▶ What needs to be done: For every line in the records that has the word "measuring", make a copy.

▶ Provided entries:
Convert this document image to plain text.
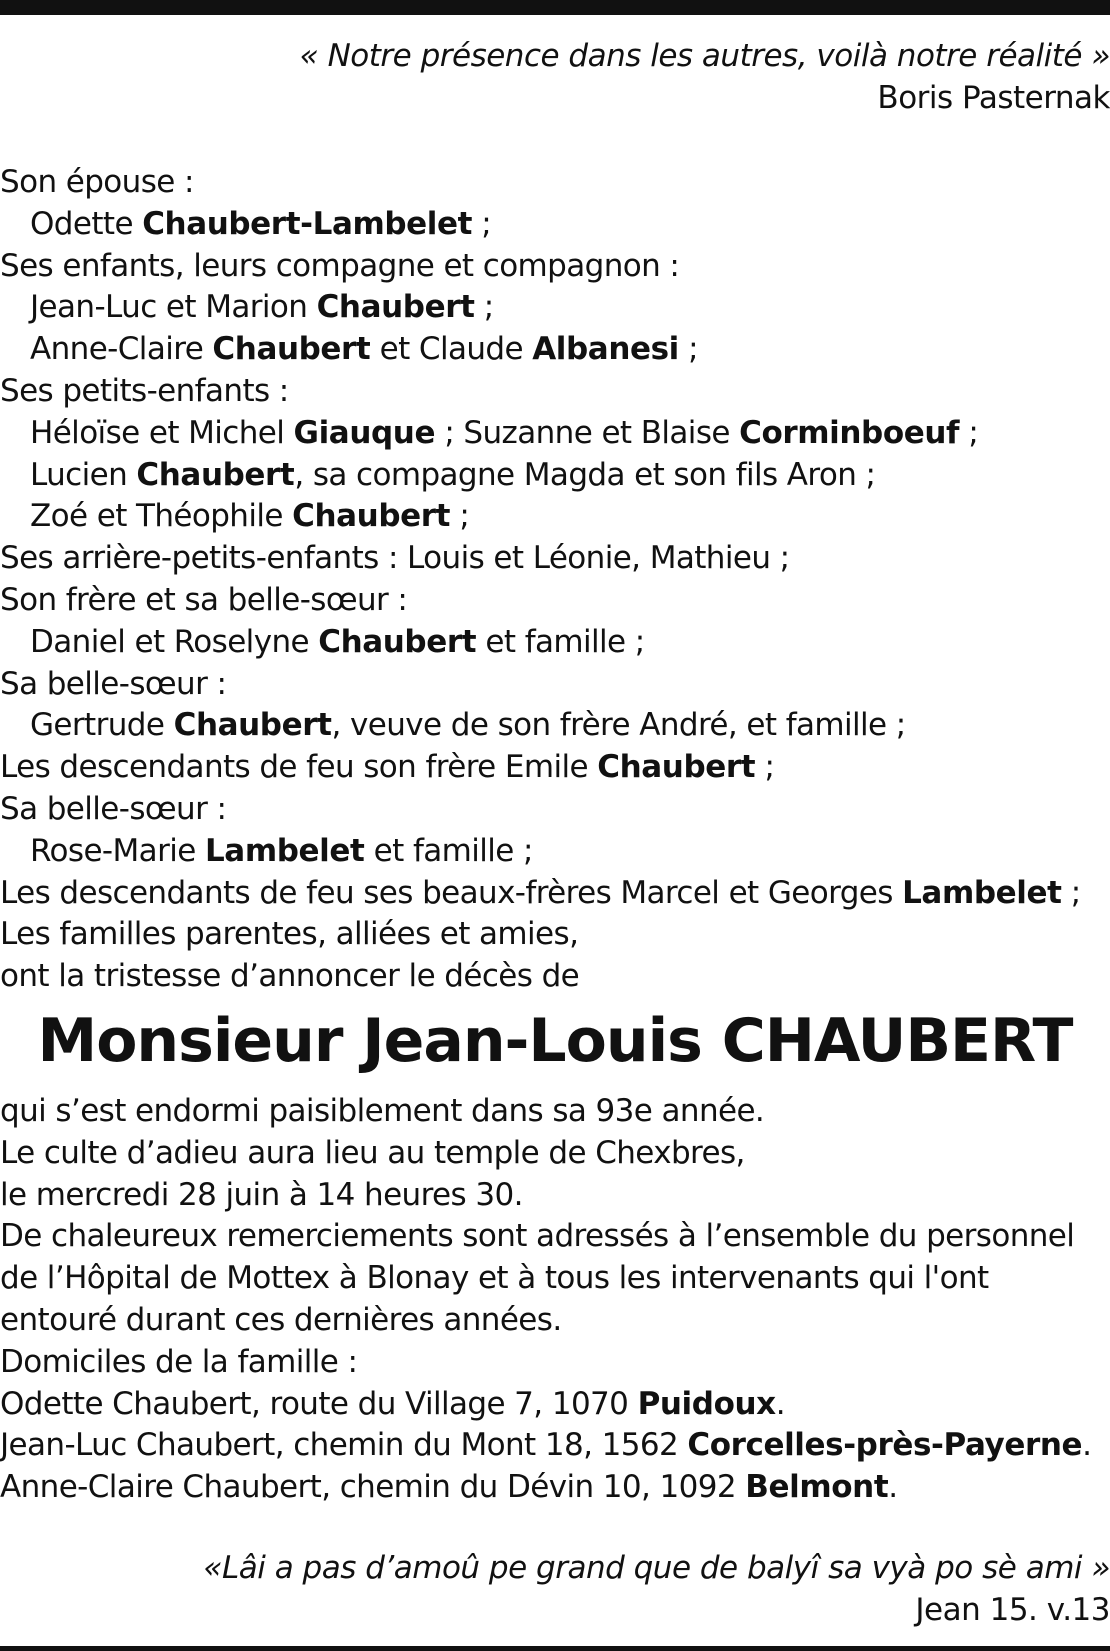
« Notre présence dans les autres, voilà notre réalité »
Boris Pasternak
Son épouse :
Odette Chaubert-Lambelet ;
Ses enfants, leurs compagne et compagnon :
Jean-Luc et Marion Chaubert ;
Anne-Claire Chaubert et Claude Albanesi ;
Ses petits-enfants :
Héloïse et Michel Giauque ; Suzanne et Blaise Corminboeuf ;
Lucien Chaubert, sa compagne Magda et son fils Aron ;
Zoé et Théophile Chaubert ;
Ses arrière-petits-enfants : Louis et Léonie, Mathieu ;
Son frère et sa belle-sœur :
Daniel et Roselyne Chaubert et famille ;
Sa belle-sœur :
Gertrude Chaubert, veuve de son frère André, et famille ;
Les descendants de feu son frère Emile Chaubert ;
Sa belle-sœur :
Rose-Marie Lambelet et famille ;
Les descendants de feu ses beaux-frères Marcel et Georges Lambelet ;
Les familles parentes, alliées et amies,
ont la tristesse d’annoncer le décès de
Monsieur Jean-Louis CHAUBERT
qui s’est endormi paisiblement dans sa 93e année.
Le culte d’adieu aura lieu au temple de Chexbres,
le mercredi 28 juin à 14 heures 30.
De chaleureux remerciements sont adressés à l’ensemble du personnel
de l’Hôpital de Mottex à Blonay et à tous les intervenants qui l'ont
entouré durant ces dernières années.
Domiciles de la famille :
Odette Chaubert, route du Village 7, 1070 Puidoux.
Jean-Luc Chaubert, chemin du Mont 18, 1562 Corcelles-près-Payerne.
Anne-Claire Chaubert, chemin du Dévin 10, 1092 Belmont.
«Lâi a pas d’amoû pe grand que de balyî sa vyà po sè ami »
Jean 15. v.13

==

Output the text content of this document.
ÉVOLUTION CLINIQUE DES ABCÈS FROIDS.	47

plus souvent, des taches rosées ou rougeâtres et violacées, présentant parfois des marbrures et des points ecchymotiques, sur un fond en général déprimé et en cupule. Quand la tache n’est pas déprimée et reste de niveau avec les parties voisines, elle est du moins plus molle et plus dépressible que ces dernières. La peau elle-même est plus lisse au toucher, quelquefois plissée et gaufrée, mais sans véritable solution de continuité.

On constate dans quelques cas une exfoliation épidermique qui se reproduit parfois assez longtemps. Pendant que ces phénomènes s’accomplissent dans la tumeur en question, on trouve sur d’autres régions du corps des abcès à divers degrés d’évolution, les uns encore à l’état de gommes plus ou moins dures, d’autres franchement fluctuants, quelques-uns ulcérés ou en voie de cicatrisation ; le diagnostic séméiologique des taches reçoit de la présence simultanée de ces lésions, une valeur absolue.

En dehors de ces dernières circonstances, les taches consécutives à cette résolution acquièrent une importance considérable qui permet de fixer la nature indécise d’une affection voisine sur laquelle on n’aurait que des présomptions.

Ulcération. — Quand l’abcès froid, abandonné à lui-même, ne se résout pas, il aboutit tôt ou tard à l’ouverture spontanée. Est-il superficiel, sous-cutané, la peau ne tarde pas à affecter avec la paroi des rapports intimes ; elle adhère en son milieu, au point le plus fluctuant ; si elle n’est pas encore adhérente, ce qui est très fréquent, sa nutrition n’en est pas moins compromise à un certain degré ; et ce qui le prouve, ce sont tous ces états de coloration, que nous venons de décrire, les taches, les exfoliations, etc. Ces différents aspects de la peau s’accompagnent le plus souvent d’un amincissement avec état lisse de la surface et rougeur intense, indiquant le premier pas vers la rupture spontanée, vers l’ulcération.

---

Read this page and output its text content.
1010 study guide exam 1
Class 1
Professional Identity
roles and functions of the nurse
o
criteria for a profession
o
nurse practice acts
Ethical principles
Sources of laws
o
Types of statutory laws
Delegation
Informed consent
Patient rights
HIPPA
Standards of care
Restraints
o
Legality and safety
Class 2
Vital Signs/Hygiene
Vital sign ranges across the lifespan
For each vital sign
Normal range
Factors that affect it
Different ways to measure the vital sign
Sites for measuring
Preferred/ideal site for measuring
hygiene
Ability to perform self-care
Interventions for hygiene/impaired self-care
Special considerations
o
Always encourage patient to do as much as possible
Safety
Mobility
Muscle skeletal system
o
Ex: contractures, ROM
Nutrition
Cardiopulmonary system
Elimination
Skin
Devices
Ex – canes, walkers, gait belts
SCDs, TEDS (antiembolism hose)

▶ Answer below:
Sites for measuring
Preferred/ideal site for measuring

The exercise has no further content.